■ **Stored records**:
···
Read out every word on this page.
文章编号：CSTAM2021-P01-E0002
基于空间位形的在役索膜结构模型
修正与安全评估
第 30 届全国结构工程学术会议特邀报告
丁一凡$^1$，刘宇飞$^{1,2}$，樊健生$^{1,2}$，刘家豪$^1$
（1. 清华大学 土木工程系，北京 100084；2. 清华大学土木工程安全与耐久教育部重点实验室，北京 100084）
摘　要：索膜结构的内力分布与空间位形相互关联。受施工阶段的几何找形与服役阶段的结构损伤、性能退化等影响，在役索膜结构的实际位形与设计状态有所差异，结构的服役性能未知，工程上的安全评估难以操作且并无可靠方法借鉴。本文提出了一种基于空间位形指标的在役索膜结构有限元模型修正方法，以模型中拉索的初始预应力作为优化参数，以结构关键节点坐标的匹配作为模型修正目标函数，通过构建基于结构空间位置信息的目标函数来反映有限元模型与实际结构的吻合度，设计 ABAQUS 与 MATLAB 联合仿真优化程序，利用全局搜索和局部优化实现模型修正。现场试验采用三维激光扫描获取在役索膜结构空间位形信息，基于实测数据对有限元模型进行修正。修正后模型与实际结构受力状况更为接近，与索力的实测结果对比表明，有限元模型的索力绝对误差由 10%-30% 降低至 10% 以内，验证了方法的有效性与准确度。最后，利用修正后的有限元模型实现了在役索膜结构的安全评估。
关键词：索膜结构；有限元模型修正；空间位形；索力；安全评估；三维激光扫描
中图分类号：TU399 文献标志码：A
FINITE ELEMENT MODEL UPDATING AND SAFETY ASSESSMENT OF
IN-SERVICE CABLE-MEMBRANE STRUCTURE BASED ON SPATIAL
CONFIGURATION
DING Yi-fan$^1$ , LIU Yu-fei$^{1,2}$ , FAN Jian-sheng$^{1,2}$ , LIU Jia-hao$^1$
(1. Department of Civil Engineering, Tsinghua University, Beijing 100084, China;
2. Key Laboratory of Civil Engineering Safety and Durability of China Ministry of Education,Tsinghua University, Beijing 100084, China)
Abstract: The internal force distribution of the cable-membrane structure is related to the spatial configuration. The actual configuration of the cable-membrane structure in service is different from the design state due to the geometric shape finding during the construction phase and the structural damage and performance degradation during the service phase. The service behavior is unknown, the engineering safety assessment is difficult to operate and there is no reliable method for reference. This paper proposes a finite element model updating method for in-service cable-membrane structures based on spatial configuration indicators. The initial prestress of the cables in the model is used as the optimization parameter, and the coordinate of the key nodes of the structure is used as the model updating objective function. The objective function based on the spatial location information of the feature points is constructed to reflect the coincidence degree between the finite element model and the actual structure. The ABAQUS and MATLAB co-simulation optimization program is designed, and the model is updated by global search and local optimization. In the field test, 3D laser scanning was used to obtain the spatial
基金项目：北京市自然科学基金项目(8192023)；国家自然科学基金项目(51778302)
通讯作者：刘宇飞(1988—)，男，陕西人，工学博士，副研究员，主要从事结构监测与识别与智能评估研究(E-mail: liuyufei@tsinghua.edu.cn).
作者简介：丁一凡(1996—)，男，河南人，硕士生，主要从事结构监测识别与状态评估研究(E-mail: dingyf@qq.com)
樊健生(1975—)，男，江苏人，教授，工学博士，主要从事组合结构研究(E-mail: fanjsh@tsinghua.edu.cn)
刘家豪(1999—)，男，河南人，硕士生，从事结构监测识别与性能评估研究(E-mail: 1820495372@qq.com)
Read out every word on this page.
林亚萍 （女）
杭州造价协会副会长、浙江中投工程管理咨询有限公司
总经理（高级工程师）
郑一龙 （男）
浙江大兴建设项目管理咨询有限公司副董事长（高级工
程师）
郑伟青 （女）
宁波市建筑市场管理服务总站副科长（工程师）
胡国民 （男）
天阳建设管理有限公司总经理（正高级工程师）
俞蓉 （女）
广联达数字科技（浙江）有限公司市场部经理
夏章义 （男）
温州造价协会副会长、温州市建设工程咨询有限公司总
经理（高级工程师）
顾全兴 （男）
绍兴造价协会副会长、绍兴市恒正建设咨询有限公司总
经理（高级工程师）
···
■ **WRITTEN TASK**: Nothing should be changed: write out all of the data as is.

■ **FULL RESPONSE**:
Read out every word on this page.
文章编号：CSTAM2021-P01-E0002
基于空间位形的在役索膜结构模型
修正与安全评估
第 30 届全国结构工程学术会议特邀报告
丁一凡$^1$，刘宇飞$^{1,2}$，樊健生$^{1,2}$，刘家豪$^1$
（1. 清华大学 土木工程系，北京 100084；2. 清华大学土木工程安全与耐久教育部重点实验室，北京 100084）
摘　要：索膜结构的内力分布与空间位形相互关联。受施工阶段的几何找形与服役阶段的结构损伤、性能退化等影响，在役索膜结构的实际位形与设计状态有所差异，结构的服役性能未知，工程上的安全评估难以操作且并无可靠方法借鉴。本文提出了一种基于空间位形指标的在役索膜结构有限元模型修正方法，以模型中拉索的初始预应力作为优化参数，以结构关键节点坐标的匹配作为模型修正目标函数，通过构建基于结构空间位置信息的目标函数来反映有限元模型与实际结构的吻合度，设计 ABAQUS 与 MATLAB 联合仿真优化程序，利用全局搜索和局部优化实现模型修正。现场试验采用三维激光扫描获取在役索膜结构空间位形信息，基于实测数据对有限元模型进行修正。修正后模型与实际结构受力状况更为接近，与索力的实测结果对比表明，有限元模型的索力绝对误差由 10%-30% 降低至 10% 以内，验证了方法的有效性与准确度。最后，利用修正后的有限元模型实现了在役索膜结构的安全评估。
关键词：索膜结构；有限元模型修正；空间位形；索力；安全评估；三维激光扫描
中图分类号：TU399 文献标志码：A
FINITE ELEMENT MODEL UPDATING AND SAFETY ASSESSMENT OF
IN-SERVICE CABLE-MEMBRANE STRUCTURE BASED ON SPATIAL
CONFIGURATION
DING Yi-fan$^1$ , LIU Yu-fei$^{1,2}$ , FAN Jian-sheng$^{1,2}$ , LIU Jia-hao$^1$
(1. Department of Civil Engineering, Tsinghua University, Beijing 100084, China;
2. Key Laboratory of Civil Engineering Safety and Durability of China Ministry of Education,Tsinghua University, Beijing 100084, China)
Abstract: The internal force distribution of the cable-membrane structure is related to the spatial configuration. The actual configuration of the cable-membrane structure in service is different from the design state due to the geometric shape finding during the construction phase and the structural damage and performance degradation during the service phase. The service behavior is unknown, the engineering safety assessment is difficult to operate and there is no reliable method for reference. This paper proposes a finite element model updating method for in-service cable-membrane structures based on spatial configuration indicators. The initial prestress of the cables in the model is used as the optimization parameter, and the coordinate of the key nodes of the structure is used as the model updating objective function. The objective function based on the spatial location information of the feature points is constructed to reflect the coincidence degree between the finite element model and the actual structure. The ABAQUS and MATLAB co-simulation optimization program is designed, and the model is updated by global search and local optimization. In the field test, 3D laser scanning was used to obtain the spatial
基金项目：北京市自然科学基金项目(8192023)；国家自然科学基金项目(51778302)
通讯作者：刘宇飞(1988—)，男，陕西人，工学博士，副研究员，主要从事结构监测与识别与智能评估研究(E-mail: liuyufei@tsinghua.edu.cn).
作者简介：丁一凡(1996—)，男，河南人，硕士生，主要从事结构监测识别与状态评估研究(E-mail: dingyf@qq.com)
樊健生(1975—)，男，江苏人，教授，工学博士，主要从事组合结构研究(E-mail: fanjsh@tsinghua.edu.cn)
刘家豪(1999—)，男，河南人，硕士生，从事结构监测识别与性能评估研究(E-mail: 1820495372@qq.com)
Read out every word on this page.
林亚萍 （女）
杭州造价协会副会长、浙江中投工程管理咨询有限公司
总经理（高级工程师）
郑一龙 （男）
浙江大兴建设项目管理咨询有限公司副董事长（高级工
程师）
郑伟青 （女）
宁波市建筑市场管理服务总站副科长（工程师）
胡国民 （男）
天阳建设管理有限公司总经理（正高级工程师）
俞蓉 （女）
广联达数字科技（浙江）有限公司市场部经理
夏章义 （男）
温州造价协会副会长、温州市建设工程咨询有限公司总
经理（高级工程师）
顾全兴 （男）
绍兴造价协会副会长、绍兴市恒正建设咨询有限公司总
经理（高级工程师）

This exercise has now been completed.